*Directions*:
Update the records below by changing every "coord-value" to "coord-label", leaving all other text in the lines the same.

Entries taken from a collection
--------

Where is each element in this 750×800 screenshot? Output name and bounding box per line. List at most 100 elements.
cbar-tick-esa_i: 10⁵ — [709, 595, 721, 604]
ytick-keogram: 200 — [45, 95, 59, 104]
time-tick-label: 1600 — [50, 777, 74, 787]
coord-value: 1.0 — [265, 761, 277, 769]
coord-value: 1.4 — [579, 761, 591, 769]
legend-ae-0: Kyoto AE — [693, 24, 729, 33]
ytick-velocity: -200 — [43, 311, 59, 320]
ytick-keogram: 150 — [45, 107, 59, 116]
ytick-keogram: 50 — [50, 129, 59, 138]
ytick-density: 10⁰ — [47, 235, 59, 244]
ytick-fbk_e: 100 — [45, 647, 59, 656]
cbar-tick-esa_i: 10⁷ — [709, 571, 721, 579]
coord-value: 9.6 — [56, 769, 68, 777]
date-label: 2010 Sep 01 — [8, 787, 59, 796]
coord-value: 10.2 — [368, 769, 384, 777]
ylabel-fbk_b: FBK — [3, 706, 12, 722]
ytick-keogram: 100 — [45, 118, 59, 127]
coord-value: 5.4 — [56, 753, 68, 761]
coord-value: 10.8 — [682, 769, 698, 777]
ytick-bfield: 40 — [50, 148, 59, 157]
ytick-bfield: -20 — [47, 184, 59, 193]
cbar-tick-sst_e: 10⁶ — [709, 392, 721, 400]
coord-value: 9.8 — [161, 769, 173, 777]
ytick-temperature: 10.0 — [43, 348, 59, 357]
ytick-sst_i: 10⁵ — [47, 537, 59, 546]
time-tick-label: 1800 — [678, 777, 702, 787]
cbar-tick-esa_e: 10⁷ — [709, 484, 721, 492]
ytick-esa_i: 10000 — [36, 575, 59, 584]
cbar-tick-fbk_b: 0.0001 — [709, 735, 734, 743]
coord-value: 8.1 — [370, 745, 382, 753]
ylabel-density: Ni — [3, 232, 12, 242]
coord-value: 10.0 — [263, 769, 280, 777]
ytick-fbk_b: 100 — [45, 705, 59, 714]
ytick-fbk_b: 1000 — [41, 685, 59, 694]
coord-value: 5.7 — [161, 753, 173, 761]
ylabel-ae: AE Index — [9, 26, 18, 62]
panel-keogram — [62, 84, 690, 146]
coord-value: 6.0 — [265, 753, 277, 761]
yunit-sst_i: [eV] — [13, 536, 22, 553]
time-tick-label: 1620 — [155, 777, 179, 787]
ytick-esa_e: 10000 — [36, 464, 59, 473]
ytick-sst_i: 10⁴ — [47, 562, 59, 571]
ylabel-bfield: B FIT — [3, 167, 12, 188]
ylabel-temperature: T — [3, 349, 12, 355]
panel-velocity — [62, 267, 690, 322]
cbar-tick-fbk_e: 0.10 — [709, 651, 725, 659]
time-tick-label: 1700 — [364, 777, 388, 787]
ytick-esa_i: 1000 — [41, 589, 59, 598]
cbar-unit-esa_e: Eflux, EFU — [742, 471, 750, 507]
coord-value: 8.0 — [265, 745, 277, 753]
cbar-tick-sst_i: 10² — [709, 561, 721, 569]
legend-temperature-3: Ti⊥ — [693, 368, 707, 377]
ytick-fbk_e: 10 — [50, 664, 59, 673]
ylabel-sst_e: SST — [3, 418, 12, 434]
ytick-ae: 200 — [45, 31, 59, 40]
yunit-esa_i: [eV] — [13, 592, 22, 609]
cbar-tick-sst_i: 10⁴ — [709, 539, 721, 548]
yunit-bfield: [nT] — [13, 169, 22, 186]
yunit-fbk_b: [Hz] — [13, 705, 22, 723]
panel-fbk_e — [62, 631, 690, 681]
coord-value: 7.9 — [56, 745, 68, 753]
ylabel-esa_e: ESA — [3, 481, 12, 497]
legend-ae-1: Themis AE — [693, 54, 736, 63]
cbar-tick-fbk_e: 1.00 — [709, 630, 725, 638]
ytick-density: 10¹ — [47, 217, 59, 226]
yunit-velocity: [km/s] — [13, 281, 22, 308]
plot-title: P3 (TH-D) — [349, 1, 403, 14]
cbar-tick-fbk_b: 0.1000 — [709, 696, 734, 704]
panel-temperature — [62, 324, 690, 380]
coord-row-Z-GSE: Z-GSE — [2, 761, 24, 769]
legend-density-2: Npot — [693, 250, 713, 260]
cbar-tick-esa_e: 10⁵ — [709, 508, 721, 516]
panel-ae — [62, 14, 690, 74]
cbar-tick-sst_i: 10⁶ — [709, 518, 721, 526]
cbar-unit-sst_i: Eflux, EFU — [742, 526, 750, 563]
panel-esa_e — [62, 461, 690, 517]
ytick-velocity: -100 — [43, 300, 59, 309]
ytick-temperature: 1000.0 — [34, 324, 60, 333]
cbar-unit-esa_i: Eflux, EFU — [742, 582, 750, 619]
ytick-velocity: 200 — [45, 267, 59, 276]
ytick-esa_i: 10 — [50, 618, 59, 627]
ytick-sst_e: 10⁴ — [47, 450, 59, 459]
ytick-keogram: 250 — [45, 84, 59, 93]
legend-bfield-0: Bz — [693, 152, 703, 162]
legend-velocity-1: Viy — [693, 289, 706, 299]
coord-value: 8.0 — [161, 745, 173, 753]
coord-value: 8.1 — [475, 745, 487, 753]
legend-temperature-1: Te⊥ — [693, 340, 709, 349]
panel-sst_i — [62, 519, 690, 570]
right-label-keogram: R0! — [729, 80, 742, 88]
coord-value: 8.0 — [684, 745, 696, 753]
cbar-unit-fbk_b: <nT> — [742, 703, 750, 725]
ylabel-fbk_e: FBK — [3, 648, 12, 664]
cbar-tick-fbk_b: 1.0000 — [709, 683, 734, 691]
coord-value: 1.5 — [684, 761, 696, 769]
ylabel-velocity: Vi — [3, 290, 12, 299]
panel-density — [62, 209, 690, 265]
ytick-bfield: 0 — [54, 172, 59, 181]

--------

*Reply to the task*:
Where is each element in this 750×800 screenshot? Output name and bounding box per line. List at most 100 elements.
cbar-tick-esa_i: 10⁵ — [709, 595, 721, 604]
ytick-keogram: 200 — [45, 95, 59, 104]
time-tick-label: 1600 — [50, 777, 74, 787]
coord-label: 1.0 — [265, 761, 277, 769]
coord-label: 1.4 — [579, 761, 591, 769]
legend-ae-0: Kyoto AE — [693, 24, 729, 33]
ytick-velocity: -200 — [43, 311, 59, 320]
ytick-keogram: 150 — [45, 107, 59, 116]
ytick-keogram: 50 — [50, 129, 59, 138]
ytick-density: 10⁰ — [47, 235, 59, 244]
ytick-fbk_e: 100 — [45, 647, 59, 656]
cbar-tick-esa_i: 10⁷ — [709, 571, 721, 579]
coord-label: 9.6 — [56, 769, 68, 777]
date-label: 2010 Sep 01 — [8, 787, 59, 796]
coord-label: 10.2 — [368, 769, 384, 777]
ylabel-fbk_b: FBK — [3, 706, 12, 722]
ytick-keogram: 100 — [45, 118, 59, 127]
coord-label: 5.4 — [56, 753, 68, 761]
coord-label: 10.8 — [682, 769, 698, 777]
ytick-bfield: 40 — [50, 148, 59, 157]
ytick-bfield: -20 — [47, 184, 59, 193]
cbar-tick-sst_e: 10⁶ — [709, 392, 721, 400]
coord-label: 9.8 — [161, 769, 173, 777]
ytick-temperature: 10.0 — [43, 348, 59, 357]
ytick-sst_i: 10⁵ — [47, 537, 59, 546]
time-tick-label: 1800 — [678, 777, 702, 787]
cbar-tick-esa_e: 10⁷ — [709, 484, 721, 492]
ytick-esa_i: 10000 — [36, 575, 59, 584]
cbar-tick-fbk_b: 0.0001 — [709, 735, 734, 743]
coord-label: 8.1 — [370, 745, 382, 753]
ylabel-density: Ni — [3, 232, 12, 242]
coord-label: 10.0 — [263, 769, 280, 777]
ytick-fbk_b: 100 — [45, 705, 59, 714]
ytick-fbk_b: 1000 — [41, 685, 59, 694]
coord-label: 5.7 — [161, 753, 173, 761]
ylabel-ae: AE Index — [9, 26, 18, 62]
panel-keogram — [62, 84, 690, 146]
coord-label: 6.0 — [265, 753, 277, 761]
yunit-sst_i: [eV] — [13, 536, 22, 553]
time-tick-label: 1620 — [155, 777, 179, 787]
ytick-esa_e: 10000 — [36, 464, 59, 473]
ytick-sst_i: 10⁴ — [47, 562, 59, 571]
ylabel-bfield: B FIT — [3, 167, 12, 188]
ylabel-temperature: T — [3, 349, 12, 355]
panel-velocity — [62, 267, 690, 322]
cbar-tick-fbk_e: 0.10 — [709, 651, 725, 659]
time-tick-label: 1700 — [364, 777, 388, 787]
ytick-esa_i: 1000 — [41, 589, 59, 598]
cbar-unit-esa_e: Eflux, EFU — [742, 471, 750, 507]
coord-label: 8.0 — [265, 745, 277, 753]
cbar-tick-sst_i: 10² — [709, 561, 721, 569]
legend-temperature-3: Ti⊥ — [693, 368, 707, 377]
ytick-fbk_e: 10 — [50, 664, 59, 673]
ylabel-sst_e: SST — [3, 418, 12, 434]
ytick-ae: 200 — [45, 31, 59, 40]
yunit-esa_i: [eV] — [13, 592, 22, 609]
cbar-tick-sst_i: 10⁴ — [709, 539, 721, 548]
yunit-bfield: [nT] — [13, 169, 22, 186]
yunit-fbk_b: [Hz] — [13, 705, 22, 723]
panel-fbk_e — [62, 631, 690, 681]
coord-label: 7.9 — [56, 745, 68, 753]
ylabel-esa_e: ESA — [3, 481, 12, 497]
legend-ae-1: Themis AE — [693, 54, 736, 63]
cbar-tick-fbk_e: 1.00 — [709, 630, 725, 638]
ytick-density: 10¹ — [47, 217, 59, 226]
yunit-velocity: [km/s] — [13, 281, 22, 308]
plot-title: P3 (TH-D) — [349, 1, 403, 14]
cbar-tick-fbk_b: 0.1000 — [709, 696, 734, 704]
panel-temperature — [62, 324, 690, 380]
coord-row-Z-GSE: Z-GSE — [2, 761, 24, 769]
legend-density-2: Npot — [693, 250, 713, 260]
cbar-tick-esa_e: 10⁵ — [709, 508, 721, 516]
panel-ae — [62, 14, 690, 74]
cbar-tick-sst_i: 10⁶ — [709, 518, 721, 526]
cbar-unit-sst_i: Eflux, EFU — [742, 526, 750, 563]
panel-esa_e — [62, 461, 690, 517]
ytick-velocity: -100 — [43, 300, 59, 309]
ytick-temperature: 1000.0 — [34, 324, 60, 333]
cbar-unit-esa_i: Eflux, EFU — [742, 582, 750, 619]
ytick-velocity: 200 — [45, 267, 59, 276]
ytick-esa_i: 10 — [50, 618, 59, 627]
ytick-sst_e: 10⁴ — [47, 450, 59, 459]
ytick-keogram: 250 — [45, 84, 59, 93]
legend-bfield-0: Bz — [693, 152, 703, 162]
legend-velocity-1: Viy — [693, 289, 706, 299]
coord-label: 8.0 — [161, 745, 173, 753]
coord-label: 8.1 — [475, 745, 487, 753]
legend-temperature-1: Te⊥ — [693, 340, 709, 349]
panel-sst_i — [62, 519, 690, 570]
right-label-keogram: R0! — [729, 80, 742, 88]
coord-label: 8.0 — [684, 745, 696, 753]
cbar-unit-fbk_b: <nT> — [742, 703, 750, 725]
ylabel-fbk_e: FBK — [3, 648, 12, 664]
cbar-tick-fbk_b: 1.0000 — [709, 683, 734, 691]
coord-label: 1.5 — [684, 761, 696, 769]
ylabel-velocity: Vi — [3, 290, 12, 299]
panel-density — [62, 209, 690, 265]
ytick-bfield: 0 — [54, 172, 59, 181]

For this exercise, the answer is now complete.